[Required task] Retype the listing that follows, exactly as written.

# # # # # # #

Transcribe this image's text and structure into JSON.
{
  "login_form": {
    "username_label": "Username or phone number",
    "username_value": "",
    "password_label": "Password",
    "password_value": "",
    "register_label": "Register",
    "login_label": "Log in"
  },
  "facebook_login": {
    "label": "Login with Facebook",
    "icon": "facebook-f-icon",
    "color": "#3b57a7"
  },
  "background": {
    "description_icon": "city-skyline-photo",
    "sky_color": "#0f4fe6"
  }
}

# # # # # # #

[Output below]
Transcribe this image's text and structure into JSON.
{
  "login_form": {
    "username_label": "Username or phone number",
    "username_value": "",
    "password_label": "Password",
    "password_value": "",
    "register_label": "Register",
    "login_label": "Log in"
  },
  "facebook_login": {
    "label": "Login with Facebook",
    "icon": "facebook-f-icon",
    "color": "#3b57a7"
  },
  "background": {
    "description_icon": "city-skyline-photo",
    "sky_color": "#0f4fe6"
  }
}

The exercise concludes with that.